- EXERCISE REQUIREMENTS -
Report, as a bare number, how many lines contain the string "screenshot".

- MATERIALS PROVIDED -
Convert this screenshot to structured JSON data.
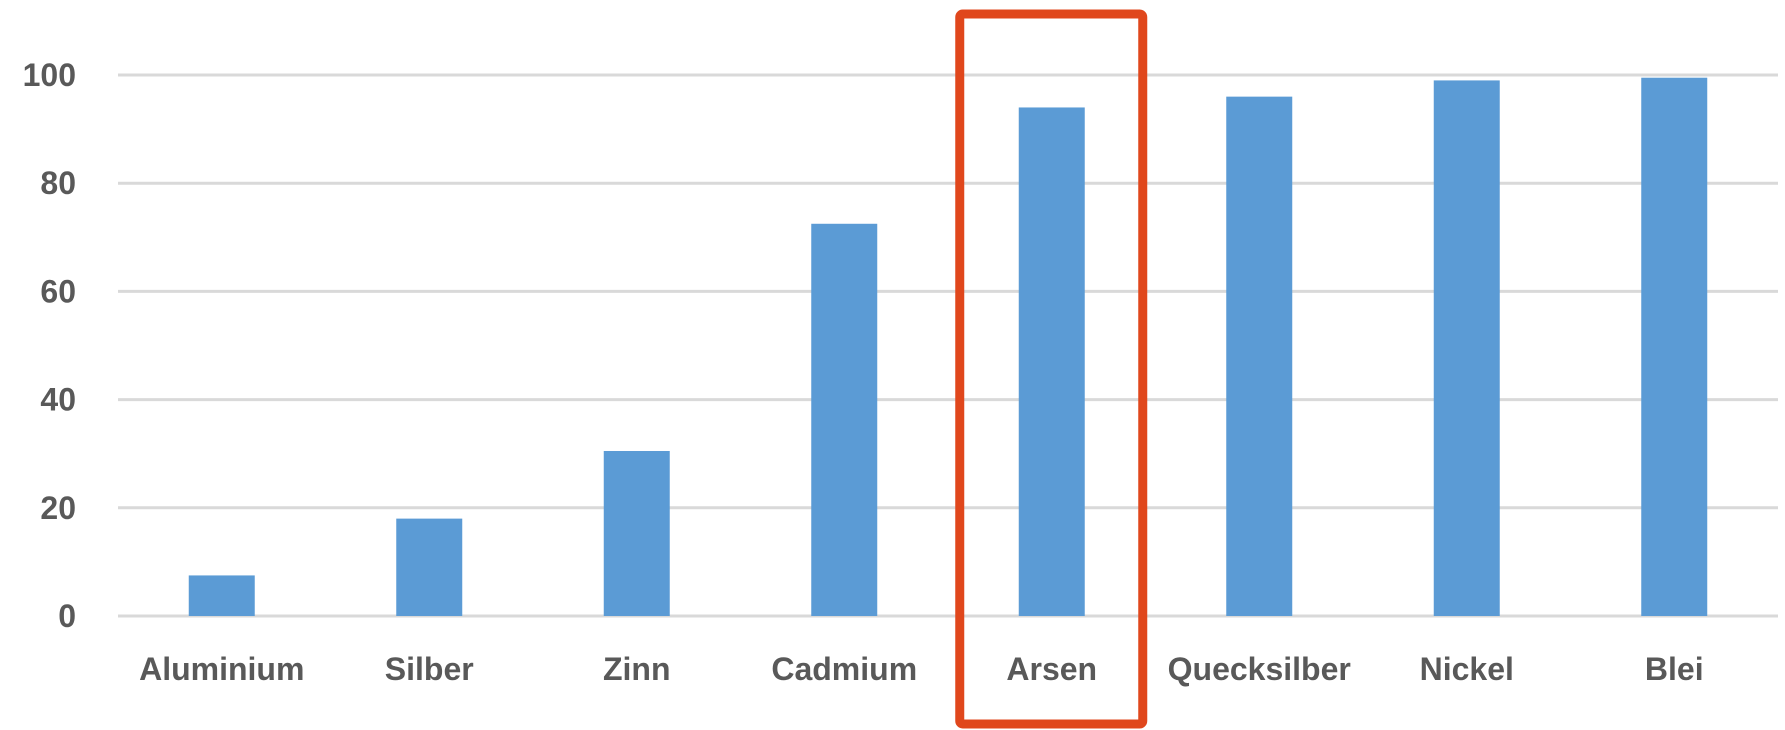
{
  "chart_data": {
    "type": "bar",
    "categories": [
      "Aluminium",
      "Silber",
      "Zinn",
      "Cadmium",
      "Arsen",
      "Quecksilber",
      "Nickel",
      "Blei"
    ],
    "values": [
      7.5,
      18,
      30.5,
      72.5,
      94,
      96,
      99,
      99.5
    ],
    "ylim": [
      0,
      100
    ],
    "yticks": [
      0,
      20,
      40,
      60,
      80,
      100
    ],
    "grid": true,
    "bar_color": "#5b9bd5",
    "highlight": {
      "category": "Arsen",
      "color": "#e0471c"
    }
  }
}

--

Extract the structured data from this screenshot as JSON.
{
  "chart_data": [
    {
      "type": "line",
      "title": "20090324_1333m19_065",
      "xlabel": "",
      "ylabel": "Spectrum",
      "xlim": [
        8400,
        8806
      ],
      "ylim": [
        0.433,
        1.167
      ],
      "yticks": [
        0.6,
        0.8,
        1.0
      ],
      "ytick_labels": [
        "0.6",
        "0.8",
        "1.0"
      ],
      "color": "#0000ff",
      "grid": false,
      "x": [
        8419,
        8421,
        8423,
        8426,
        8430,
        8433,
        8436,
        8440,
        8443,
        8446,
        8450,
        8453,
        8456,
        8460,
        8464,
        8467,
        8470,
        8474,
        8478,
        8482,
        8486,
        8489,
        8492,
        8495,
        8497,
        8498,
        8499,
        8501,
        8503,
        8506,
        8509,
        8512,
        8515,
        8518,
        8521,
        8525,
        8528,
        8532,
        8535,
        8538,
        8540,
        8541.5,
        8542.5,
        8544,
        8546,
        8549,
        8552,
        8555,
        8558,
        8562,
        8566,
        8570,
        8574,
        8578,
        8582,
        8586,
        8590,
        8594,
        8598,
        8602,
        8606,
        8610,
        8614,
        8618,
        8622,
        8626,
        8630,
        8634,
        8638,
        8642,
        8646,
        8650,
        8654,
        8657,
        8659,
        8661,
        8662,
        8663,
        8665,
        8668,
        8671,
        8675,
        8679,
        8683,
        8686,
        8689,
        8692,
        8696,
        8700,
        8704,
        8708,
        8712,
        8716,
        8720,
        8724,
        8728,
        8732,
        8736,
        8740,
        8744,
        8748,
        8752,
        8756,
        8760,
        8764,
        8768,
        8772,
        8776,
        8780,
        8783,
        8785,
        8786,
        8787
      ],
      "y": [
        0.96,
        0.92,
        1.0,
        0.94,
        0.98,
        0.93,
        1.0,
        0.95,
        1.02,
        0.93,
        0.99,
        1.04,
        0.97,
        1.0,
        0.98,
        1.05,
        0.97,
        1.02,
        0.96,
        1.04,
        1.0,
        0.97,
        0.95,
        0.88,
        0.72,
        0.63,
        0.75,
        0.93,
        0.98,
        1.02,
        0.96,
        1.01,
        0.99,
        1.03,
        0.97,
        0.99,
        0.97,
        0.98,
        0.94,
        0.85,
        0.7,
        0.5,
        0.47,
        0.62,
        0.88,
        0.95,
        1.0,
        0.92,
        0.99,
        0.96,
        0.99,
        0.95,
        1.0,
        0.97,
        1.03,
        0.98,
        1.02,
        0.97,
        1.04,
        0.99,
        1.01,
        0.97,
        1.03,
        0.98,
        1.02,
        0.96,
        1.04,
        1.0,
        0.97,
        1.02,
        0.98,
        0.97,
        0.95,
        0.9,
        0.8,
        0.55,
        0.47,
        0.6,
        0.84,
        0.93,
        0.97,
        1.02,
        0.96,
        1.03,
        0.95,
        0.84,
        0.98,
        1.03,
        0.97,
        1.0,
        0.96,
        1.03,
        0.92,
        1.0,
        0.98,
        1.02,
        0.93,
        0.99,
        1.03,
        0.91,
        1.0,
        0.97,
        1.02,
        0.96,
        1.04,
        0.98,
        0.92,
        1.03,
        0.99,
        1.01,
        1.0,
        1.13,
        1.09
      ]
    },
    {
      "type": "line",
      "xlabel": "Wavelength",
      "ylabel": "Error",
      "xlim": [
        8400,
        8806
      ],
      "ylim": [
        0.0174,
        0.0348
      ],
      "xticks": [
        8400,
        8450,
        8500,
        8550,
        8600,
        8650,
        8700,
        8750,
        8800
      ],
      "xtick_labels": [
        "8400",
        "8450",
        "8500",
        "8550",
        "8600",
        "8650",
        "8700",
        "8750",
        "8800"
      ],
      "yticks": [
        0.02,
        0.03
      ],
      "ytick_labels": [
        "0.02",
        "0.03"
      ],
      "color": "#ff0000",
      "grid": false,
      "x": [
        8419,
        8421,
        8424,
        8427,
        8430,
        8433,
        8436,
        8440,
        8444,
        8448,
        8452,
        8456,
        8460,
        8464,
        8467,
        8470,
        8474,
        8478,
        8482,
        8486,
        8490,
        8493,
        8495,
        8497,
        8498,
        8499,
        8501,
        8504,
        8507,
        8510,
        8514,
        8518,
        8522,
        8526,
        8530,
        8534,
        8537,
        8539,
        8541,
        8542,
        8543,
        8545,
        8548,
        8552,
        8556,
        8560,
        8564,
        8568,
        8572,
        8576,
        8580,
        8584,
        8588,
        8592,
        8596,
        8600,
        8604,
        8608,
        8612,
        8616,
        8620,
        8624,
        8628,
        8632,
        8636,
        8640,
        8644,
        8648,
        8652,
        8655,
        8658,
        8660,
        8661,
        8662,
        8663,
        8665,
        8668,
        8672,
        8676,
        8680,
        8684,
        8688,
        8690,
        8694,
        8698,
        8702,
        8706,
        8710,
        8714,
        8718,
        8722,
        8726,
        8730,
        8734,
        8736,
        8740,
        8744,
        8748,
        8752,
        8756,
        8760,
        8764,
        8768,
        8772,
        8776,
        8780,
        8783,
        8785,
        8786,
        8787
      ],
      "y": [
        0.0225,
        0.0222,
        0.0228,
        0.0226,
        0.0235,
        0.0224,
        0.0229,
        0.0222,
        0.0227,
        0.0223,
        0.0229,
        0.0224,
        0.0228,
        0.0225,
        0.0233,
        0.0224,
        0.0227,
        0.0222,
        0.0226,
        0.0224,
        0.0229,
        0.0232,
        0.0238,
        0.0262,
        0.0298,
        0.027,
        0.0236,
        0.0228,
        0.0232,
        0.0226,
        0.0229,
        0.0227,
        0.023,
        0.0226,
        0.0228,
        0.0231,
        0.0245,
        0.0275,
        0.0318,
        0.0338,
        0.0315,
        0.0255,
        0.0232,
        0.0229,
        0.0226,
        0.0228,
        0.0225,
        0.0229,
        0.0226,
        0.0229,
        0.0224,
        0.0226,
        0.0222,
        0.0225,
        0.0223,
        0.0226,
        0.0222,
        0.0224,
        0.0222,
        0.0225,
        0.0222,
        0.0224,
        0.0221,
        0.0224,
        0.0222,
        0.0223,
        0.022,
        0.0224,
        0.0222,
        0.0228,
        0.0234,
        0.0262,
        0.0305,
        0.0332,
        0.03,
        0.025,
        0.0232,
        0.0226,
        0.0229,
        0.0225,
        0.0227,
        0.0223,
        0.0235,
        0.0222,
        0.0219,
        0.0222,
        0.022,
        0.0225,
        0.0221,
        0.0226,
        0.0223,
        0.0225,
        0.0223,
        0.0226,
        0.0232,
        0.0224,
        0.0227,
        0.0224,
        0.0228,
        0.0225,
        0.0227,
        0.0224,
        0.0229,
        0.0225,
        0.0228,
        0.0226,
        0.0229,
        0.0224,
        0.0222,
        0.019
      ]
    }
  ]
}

- COMPLETED EXERCISE -
2